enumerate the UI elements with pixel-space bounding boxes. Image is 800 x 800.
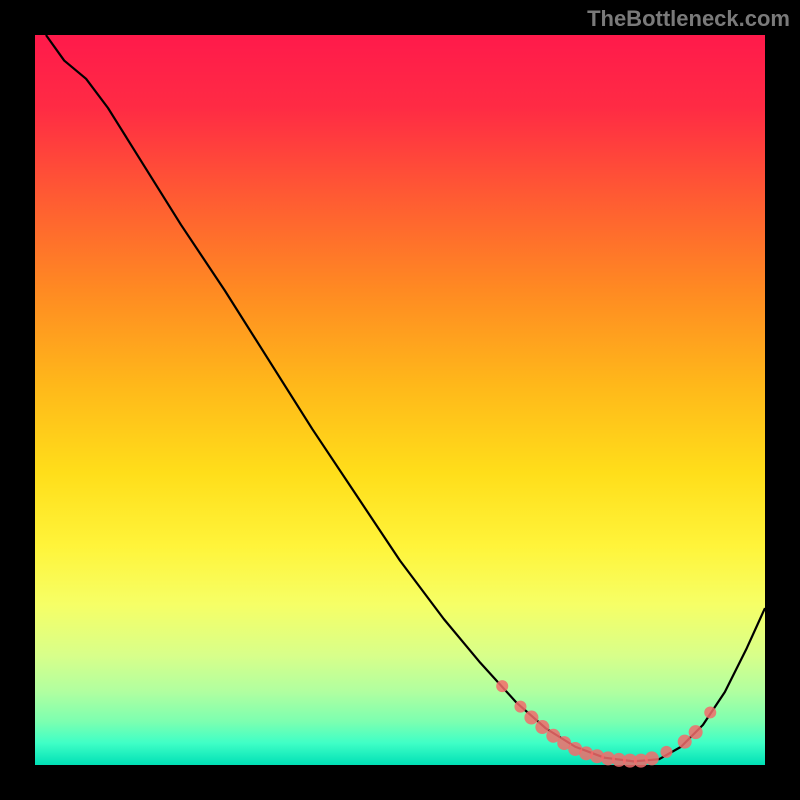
marker-point	[678, 735, 692, 749]
marker-point	[689, 725, 703, 739]
plot-background	[35, 35, 765, 765]
marker-point	[645, 751, 659, 765]
marker-point	[704, 706, 716, 718]
chart-stage: TheBottleneck.com	[0, 0, 800, 800]
marker-point	[496, 680, 508, 692]
marker-point	[514, 701, 526, 713]
marker-point	[660, 746, 672, 758]
marker-point	[535, 720, 549, 734]
bottleneck-curve-chart	[0, 0, 800, 800]
marker-point	[524, 711, 538, 725]
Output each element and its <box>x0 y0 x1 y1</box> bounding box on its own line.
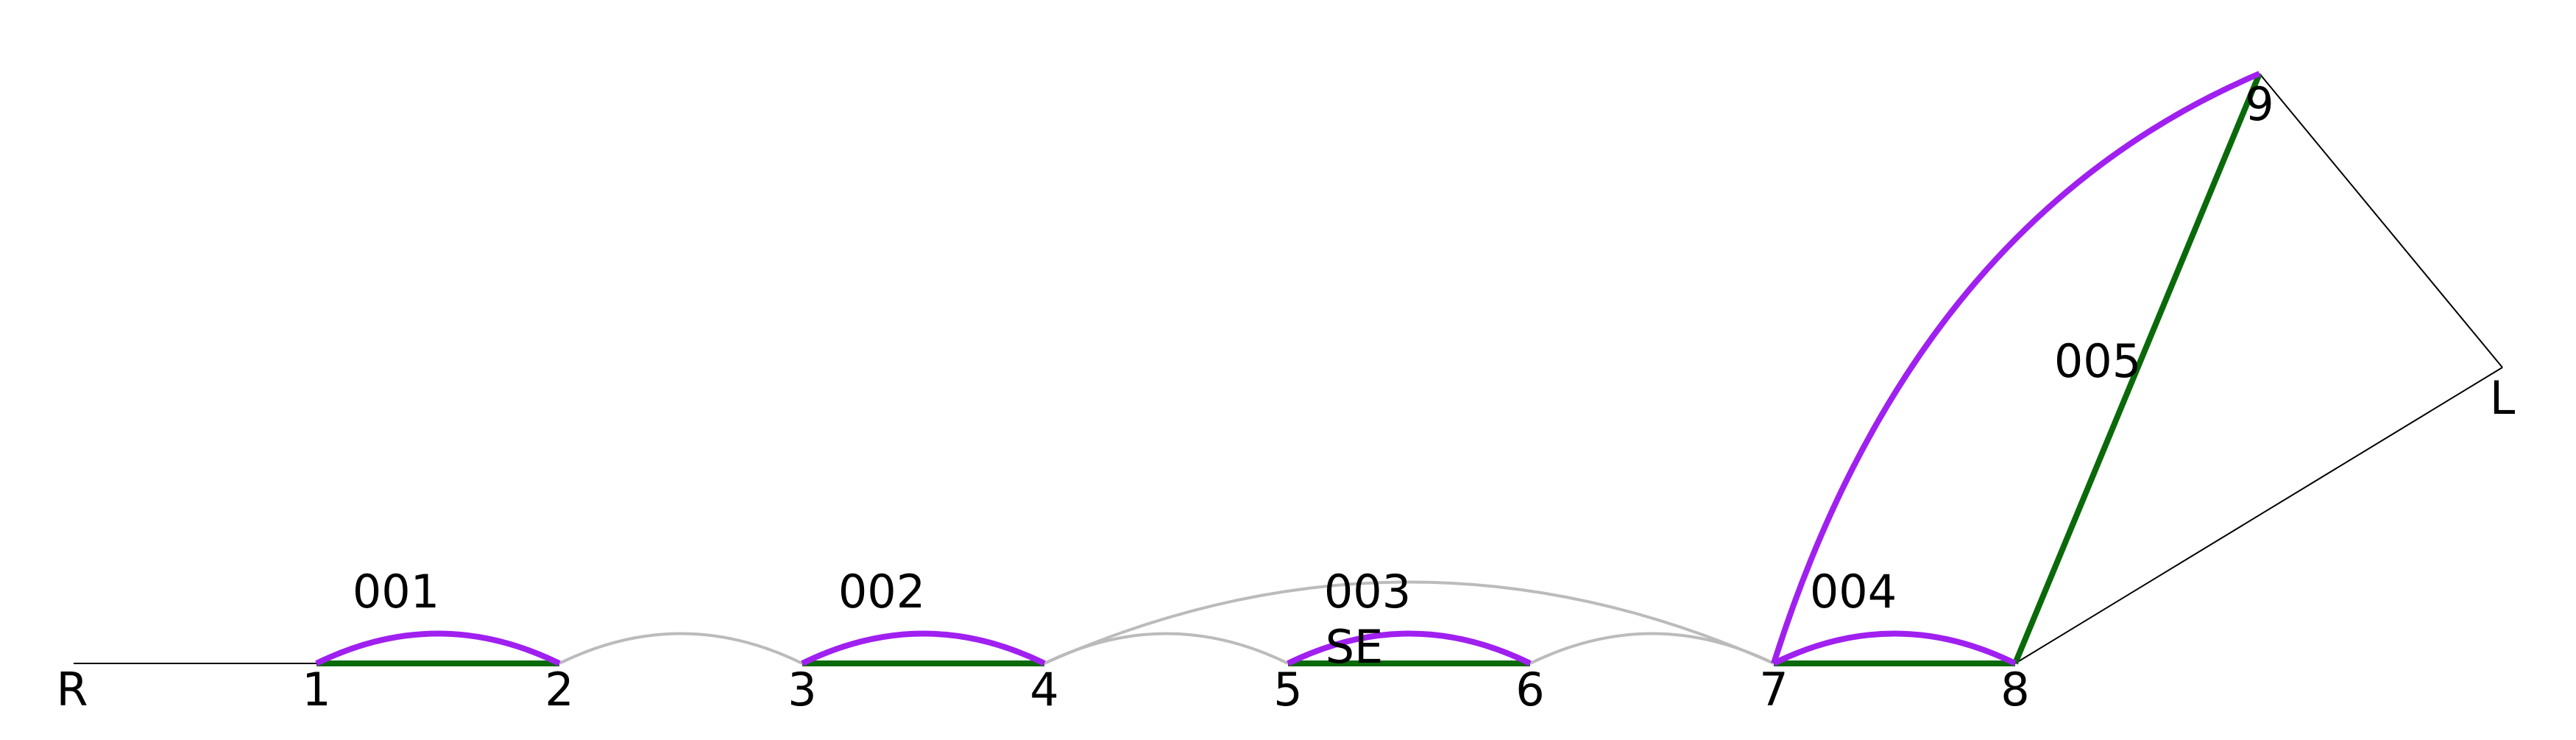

================

## What is being asked
Pick out every line of the material that contains the string "bounding", treating uppercase and lowercase as different, and copy each of those lines.

## Final answer
enumerate the UI elements with pixel-space bounding boxes. Image is 800 x 800.
Output each element and its <box>x0 y0 x1 y1</box> bounding box on its own line.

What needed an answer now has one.